Stored items
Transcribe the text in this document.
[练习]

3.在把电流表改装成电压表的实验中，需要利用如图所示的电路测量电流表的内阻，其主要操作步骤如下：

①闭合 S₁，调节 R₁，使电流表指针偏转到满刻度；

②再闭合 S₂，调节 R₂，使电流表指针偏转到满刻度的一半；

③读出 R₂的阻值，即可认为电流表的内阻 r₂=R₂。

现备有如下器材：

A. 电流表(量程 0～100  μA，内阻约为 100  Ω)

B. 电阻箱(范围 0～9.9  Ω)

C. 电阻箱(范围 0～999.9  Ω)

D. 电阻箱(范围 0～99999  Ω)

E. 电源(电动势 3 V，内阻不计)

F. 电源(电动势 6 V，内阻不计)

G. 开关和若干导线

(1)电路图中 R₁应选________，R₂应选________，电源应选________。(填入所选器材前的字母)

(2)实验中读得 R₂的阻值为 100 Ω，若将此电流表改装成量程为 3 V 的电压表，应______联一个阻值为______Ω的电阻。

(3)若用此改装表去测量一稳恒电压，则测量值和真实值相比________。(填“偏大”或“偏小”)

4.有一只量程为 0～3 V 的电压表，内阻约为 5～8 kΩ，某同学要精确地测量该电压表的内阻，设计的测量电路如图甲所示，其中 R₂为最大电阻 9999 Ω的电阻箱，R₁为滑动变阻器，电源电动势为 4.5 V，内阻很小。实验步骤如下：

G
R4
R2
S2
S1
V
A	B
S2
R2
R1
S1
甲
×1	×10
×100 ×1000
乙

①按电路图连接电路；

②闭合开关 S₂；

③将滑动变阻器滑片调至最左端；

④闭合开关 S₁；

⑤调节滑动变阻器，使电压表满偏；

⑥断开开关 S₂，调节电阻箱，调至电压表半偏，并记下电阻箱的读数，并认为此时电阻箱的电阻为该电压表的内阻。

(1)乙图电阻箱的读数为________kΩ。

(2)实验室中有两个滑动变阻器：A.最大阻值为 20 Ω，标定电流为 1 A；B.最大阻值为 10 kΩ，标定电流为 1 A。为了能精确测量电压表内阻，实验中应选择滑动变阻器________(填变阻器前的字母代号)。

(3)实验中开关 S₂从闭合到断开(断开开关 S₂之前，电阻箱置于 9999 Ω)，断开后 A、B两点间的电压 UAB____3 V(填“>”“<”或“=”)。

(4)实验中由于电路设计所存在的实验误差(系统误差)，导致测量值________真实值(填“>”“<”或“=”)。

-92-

• **Written request**:
Using the listing above, show each line holding the string "的电压表".

• **Answer for this exercise**:
(2)实验中读得 R₂的阻值为 100 Ω，若将此电流表改装成量程为 3 V 的电压表，应______联一个阻值为______Ω的电阻。
4.有一只量程为 0～3 V 的电压表，内阻约为 5～8 kΩ，某同学要精确地测量该电压表的内阻，设计的测量电路如图甲所示，其中 R₂为最大电阻 9999 Ω的电阻箱，R₁为滑动变阻器，电源电动势为 4.5 V，内阻很小。实验步骤如下：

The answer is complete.